PROBLEM TO SOLVE:
Find the lines that hold the word "information" and return them.

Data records
↓↓↓

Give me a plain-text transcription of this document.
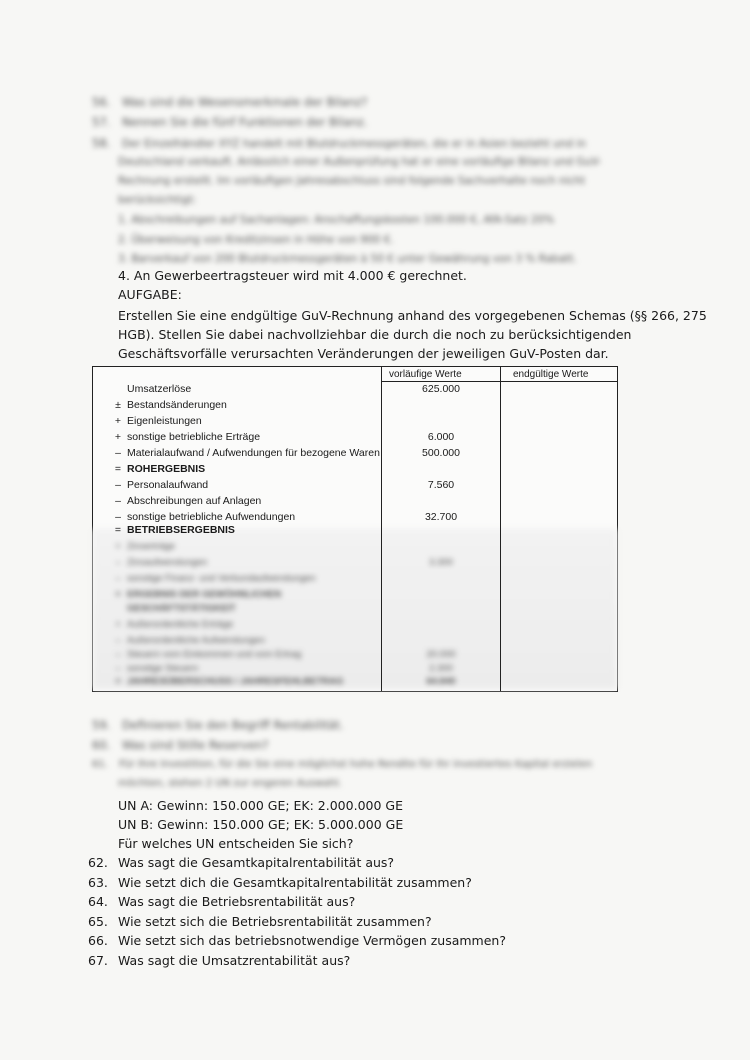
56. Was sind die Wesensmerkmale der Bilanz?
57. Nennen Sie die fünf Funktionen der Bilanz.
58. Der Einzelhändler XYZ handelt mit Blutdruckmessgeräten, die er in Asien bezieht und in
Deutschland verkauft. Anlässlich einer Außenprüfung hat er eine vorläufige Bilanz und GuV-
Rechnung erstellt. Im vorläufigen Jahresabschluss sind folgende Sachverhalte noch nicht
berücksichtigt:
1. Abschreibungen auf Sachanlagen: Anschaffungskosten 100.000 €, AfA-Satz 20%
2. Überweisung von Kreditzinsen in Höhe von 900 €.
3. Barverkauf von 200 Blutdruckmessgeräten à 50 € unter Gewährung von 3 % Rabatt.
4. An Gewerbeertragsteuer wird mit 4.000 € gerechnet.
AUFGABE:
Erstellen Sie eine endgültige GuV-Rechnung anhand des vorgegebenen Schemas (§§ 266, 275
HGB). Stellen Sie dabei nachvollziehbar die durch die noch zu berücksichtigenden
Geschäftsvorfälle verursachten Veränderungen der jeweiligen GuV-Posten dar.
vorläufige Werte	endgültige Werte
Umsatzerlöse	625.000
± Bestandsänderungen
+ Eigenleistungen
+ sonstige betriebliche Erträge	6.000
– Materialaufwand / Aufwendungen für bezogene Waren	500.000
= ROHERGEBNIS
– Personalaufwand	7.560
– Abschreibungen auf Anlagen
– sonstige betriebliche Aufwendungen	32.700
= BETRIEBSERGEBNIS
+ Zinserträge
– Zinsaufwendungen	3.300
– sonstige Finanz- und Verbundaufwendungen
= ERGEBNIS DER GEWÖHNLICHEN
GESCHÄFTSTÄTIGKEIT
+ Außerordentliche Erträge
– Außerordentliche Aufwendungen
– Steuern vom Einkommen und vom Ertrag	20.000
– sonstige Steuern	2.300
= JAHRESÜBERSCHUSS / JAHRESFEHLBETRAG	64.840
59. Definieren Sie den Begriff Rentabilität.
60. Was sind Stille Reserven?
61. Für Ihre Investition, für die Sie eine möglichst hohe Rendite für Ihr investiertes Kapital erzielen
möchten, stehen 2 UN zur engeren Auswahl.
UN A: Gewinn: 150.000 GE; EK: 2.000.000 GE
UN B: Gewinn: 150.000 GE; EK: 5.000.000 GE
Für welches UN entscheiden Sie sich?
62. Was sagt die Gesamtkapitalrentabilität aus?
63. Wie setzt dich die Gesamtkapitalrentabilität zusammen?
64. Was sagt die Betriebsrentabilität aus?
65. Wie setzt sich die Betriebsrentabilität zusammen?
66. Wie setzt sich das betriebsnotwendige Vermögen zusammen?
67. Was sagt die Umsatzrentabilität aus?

↑↑↑
↓↓↓

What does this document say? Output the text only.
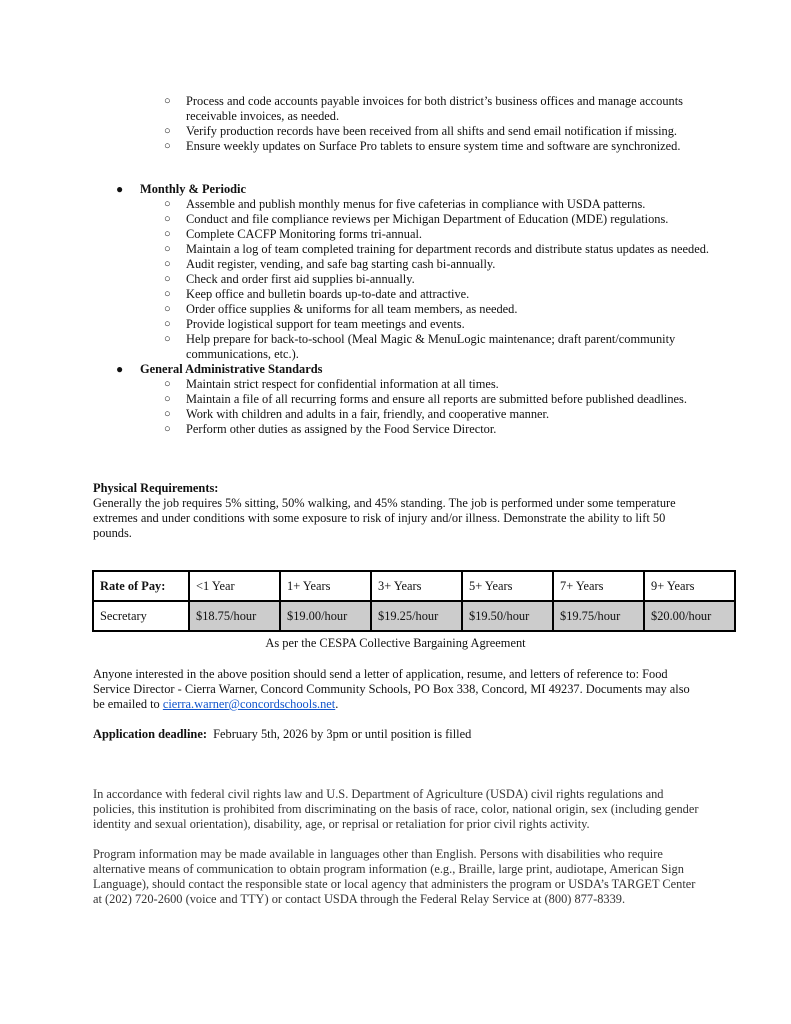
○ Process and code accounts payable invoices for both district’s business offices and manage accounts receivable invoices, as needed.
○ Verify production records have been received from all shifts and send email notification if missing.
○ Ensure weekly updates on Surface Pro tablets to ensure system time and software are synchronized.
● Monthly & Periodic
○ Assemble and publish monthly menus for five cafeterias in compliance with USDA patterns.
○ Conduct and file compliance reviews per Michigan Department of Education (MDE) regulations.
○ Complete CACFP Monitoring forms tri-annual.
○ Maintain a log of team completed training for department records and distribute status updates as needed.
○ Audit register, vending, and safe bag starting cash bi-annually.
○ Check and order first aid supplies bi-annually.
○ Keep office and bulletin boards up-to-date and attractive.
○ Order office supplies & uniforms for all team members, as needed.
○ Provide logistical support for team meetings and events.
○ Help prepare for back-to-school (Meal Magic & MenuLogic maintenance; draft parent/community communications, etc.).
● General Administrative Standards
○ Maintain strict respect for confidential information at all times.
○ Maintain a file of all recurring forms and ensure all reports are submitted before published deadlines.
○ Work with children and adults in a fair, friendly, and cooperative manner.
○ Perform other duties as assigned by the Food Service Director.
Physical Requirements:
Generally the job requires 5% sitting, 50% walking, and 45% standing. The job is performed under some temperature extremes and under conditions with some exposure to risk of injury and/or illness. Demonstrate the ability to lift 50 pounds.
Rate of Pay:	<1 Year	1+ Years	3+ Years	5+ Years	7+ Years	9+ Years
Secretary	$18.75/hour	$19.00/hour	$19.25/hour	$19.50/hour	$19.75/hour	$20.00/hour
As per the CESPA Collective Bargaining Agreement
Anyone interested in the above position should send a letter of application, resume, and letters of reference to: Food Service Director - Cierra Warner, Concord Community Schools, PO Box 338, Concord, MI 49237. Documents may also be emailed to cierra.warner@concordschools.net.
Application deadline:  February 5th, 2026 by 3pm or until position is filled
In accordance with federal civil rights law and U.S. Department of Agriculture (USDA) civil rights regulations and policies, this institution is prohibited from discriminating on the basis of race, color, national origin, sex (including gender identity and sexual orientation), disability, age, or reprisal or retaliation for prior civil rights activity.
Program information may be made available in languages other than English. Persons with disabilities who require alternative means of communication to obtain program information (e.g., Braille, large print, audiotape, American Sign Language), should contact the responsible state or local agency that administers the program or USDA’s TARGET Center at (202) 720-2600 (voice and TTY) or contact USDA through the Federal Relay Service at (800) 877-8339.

↑↑↑

EXERCISE RESPONSE:
○ Maintain strict respect for confidential information at all times.
Program information may be made available in languages other than English. Persons with disabilities who require alternative means of communication to obtain program information (e.g., Braille, large print, audiotape, American Sign Language), should contact the responsible state or local agency that administers the program or USDA’s TARGET Center at (202) 720-2600 (voice and TTY) or contact USDA through the Federal Relay Service at (800) 877-8339.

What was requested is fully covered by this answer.